■ EXTRAIT DE PAGE
╔══
Seminaire 2014

(1904 – 1986) 

 

Un des personnages les plus influent dans l’histoire des arts martiaux coréens est CHOI YONG SUL.

 

Orphelin il vit dans le village de Yong Dond, dans la province de Choong Chung. À l’âge de huit ans, il est recueilli et emmené au Japon par un marchand de sucrerie, M. MIROMOTO. Enfant trop difficile, il est de nouveau abandonné, en plein Japon, dans la ville de Moji.
De Moji, il va jusque dans la ville d’Osaka, où il ne lui reste plus qu’à mendier pour vivre. Il est très vite arrêté par la police. N’ayant aucune famille à qui le remettre, les policiers le confient à un temple bouddhiste situé à Kyoto, sur le Mont Kintaro, au moine WADANABI. L'enfant est fasciné par les peintures murales, représentant des scènes de combats, qui ornent les murs du temple.

 

Un jour, le moine lui demande ce qu’il veut faire de sa vie. Sans hésiter, il répond : "Apprendre à me battre". Wadanabi l’emmène alors dans un cour de yawara, dans le dojo d'un vieil ami, le maître TAKEDA SOGAKU, sur la montagne Shin Su, à Akeda. Il y reçoit le nom japonais de YOSHIDA ASAO, et s’y entraîne très dur pendant plus de 30 ans. CHOI YONG SUL devient alors assistant instructeur de TAKEDA. Parallèlement, il est également formé dans l’art du daito ryu.
TAKEDA SOGAKU se laissera mourir de faim en 1943, à cause du déshonneur subit par le Japon suite à la défaite de la seconde guerre mondiale.

 

CHOI retourne alors en Corée et débarque à Pusan. Il prend le train pour Taegu et perd ses bagages pendant le voyage, avec tout son argent et l'intégralité de ses certificats d’arts martiaux.
╚══
■ MATÉRIEL FOURNI
╔══
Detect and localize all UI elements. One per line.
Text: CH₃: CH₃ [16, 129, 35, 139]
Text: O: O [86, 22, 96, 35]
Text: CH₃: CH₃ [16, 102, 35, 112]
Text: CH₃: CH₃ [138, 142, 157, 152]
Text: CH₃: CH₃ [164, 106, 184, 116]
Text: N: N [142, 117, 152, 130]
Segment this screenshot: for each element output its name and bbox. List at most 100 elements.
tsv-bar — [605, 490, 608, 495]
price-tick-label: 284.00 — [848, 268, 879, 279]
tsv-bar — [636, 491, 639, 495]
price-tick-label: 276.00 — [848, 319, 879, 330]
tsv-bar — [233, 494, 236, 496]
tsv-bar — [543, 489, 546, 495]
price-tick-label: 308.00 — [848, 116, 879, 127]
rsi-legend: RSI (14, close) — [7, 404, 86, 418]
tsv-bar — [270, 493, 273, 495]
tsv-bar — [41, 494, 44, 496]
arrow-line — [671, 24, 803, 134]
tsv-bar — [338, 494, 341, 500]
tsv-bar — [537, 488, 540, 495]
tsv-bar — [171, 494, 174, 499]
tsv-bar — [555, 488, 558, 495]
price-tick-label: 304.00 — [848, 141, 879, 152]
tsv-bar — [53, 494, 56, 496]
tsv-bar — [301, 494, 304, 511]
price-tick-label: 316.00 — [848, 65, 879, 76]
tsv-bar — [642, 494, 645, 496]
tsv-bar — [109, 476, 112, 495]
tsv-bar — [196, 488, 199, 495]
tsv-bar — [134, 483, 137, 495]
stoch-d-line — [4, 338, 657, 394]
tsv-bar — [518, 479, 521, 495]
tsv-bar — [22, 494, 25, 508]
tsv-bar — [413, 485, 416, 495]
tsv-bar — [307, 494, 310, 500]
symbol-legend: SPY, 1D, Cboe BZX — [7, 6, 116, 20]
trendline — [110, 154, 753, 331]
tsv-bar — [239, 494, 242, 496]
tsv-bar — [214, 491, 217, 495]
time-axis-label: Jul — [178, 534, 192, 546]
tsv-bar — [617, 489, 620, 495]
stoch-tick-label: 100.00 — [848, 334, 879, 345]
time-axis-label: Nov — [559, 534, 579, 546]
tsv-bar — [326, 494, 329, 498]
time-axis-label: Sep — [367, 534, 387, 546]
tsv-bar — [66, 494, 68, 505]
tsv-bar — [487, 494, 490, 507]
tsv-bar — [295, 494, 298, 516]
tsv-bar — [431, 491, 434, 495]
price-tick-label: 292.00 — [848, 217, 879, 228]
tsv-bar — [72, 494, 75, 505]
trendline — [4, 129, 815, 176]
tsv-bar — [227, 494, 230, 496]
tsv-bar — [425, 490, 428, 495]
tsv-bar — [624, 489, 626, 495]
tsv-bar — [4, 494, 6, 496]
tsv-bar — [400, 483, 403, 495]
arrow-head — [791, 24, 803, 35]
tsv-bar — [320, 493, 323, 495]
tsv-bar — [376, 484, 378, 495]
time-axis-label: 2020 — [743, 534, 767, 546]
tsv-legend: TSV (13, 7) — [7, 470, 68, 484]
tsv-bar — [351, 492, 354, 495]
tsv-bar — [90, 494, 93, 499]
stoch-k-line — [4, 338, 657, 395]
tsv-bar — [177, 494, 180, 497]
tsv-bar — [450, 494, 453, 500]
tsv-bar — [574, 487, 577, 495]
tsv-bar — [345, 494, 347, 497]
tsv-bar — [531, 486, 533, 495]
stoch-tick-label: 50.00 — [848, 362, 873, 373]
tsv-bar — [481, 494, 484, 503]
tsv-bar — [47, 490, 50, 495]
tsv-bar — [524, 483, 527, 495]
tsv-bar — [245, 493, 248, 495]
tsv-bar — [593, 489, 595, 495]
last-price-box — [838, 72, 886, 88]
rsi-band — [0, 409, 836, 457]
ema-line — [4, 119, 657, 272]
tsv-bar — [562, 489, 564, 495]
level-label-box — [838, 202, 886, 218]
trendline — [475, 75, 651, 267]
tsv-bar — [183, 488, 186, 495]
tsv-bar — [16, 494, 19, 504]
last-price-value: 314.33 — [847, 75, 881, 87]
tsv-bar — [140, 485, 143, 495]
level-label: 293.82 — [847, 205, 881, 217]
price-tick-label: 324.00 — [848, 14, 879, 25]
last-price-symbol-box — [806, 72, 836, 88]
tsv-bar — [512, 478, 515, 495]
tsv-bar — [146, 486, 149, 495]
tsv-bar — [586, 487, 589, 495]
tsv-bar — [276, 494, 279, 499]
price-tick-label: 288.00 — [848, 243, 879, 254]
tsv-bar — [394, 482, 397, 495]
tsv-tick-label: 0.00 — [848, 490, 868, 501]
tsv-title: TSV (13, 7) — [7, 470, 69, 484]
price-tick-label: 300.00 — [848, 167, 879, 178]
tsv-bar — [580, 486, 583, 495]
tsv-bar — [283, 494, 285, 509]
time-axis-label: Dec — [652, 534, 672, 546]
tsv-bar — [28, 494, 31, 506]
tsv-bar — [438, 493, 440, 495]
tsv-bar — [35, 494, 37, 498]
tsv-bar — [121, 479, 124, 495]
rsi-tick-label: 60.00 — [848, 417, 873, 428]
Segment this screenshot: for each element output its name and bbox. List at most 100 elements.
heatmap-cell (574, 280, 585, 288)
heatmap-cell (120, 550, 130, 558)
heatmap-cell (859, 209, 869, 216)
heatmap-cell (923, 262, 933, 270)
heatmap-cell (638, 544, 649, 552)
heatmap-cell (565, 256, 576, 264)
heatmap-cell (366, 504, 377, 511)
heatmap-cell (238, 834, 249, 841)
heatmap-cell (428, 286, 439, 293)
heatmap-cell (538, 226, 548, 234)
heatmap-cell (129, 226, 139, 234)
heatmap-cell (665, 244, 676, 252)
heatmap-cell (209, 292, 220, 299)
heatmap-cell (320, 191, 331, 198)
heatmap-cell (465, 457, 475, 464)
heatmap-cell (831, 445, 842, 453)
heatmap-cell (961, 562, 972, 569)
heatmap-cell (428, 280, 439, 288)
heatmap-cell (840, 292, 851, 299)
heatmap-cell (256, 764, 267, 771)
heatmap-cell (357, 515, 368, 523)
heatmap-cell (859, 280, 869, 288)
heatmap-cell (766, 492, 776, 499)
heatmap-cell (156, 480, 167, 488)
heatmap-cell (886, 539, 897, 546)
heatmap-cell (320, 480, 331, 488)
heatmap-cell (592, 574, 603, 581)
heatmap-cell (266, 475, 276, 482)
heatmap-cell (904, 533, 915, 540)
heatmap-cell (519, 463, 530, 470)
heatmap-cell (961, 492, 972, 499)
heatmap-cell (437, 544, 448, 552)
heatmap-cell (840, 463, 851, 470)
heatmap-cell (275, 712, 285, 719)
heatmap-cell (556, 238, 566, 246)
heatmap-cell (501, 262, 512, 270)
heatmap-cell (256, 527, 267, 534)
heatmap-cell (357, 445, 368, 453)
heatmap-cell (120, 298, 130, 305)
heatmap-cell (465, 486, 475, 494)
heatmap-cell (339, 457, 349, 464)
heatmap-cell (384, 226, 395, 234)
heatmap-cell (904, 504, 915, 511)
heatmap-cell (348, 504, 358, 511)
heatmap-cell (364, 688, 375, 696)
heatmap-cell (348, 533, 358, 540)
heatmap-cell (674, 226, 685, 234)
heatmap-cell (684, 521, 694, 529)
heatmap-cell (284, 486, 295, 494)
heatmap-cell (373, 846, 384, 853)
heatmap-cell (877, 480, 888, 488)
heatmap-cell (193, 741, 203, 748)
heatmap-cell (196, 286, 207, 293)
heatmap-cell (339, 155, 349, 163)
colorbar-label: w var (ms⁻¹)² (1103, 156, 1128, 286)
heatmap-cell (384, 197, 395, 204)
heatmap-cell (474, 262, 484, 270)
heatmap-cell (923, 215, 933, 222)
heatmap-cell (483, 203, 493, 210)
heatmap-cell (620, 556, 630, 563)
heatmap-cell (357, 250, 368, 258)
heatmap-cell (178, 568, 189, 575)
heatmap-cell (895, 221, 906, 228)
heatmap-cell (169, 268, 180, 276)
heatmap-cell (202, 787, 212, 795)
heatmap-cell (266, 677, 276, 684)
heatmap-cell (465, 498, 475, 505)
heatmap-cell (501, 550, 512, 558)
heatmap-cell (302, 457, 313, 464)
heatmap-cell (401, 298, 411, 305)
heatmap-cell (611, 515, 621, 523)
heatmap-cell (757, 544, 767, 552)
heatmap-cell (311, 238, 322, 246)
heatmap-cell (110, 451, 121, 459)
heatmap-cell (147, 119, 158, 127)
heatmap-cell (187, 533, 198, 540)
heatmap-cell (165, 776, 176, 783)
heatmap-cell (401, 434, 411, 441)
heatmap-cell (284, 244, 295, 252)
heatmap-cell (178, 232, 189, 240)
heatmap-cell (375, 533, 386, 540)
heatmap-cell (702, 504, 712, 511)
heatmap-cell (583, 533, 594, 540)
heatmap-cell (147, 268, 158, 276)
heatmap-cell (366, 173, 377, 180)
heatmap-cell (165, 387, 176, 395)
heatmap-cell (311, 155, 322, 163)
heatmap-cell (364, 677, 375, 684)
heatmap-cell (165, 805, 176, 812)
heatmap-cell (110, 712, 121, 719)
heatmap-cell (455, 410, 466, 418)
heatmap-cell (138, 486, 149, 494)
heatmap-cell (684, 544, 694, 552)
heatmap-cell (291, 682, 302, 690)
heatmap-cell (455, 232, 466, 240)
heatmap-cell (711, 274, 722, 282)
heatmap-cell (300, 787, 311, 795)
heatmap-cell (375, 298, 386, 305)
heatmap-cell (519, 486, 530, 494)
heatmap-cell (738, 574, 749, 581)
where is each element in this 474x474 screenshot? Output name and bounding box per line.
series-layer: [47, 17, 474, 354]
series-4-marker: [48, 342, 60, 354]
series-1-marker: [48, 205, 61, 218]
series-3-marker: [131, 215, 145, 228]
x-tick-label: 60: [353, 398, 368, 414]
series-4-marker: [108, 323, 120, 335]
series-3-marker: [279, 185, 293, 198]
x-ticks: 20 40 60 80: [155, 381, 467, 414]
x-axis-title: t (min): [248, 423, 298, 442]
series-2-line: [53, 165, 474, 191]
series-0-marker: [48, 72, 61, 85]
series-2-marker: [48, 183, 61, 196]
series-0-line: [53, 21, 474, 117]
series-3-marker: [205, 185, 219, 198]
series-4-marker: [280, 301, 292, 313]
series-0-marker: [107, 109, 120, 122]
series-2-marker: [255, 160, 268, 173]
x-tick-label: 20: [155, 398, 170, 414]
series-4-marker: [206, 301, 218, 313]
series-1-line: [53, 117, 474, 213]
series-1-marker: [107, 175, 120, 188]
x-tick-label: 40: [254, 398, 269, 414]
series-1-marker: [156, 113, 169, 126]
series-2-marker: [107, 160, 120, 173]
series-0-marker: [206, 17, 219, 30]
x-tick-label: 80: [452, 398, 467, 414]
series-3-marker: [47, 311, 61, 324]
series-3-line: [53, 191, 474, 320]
╚══
Recopiez en entier l'extrait de page sur Choi Yong Sul, sans rien y changer.

Seminaire 2014

(1904 – 1986) 

 

Un des personnages les plus influent dans l’histoire des arts martiaux coréens est CHOI YONG SUL.

 

Orphelin il vit dans le village de Yong Dond, dans la province de Choong Chung. À l’âge de huit ans, il est recueilli et emmené au Japon par un marchand de sucrerie, M. MIROMOTO. Enfant trop difficile, il est de nouveau abandonné, en plein Japon, dans la ville de Moji.
De Moji, il va jusque dans la ville d’Osaka, où il ne lui reste plus qu’à mendier pour vivre. Il est très vite arrêté par la police. N’ayant aucune famille à qui le remettre, les policiers le confient à un temple bouddhiste situé à Kyoto, sur le Mont Kintaro, au moine WADANABI. L'enfant est fasciné par les peintures murales, représentant des scènes de combats, qui ornent les murs du temple.

 

Un jour, le moine lui demande ce qu’il veut faire de sa vie. Sans hésiter, il répond : "Apprendre à me battre". Wadanabi l’emmène alors dans un cour de yawara, dans le dojo d'un vieil ami, le maître TAKEDA SOGAKU, sur la montagne Shin Su, à Akeda. Il y reçoit le nom japonais de YOSHIDA ASAO, et s’y entraîne très dur pendant plus de 30 ans. CHOI YONG SUL devient alors assistant instructeur de TAKEDA. Parallèlement, il est également formé dans l’art du daito ryu.
TAKEDA SOGAKU se laissera mourir de faim en 1943, à cause du déshonneur subit par le Japon suite à la défaite de la seconde guerre mondiale.

 

CHOI retourne alors en Corée et débarque à Pusan. Il prend le train pour Taegu et perd ses bagages pendant le voyage, avec tout son argent et l'intégralité de ses certificats d’arts martiaux.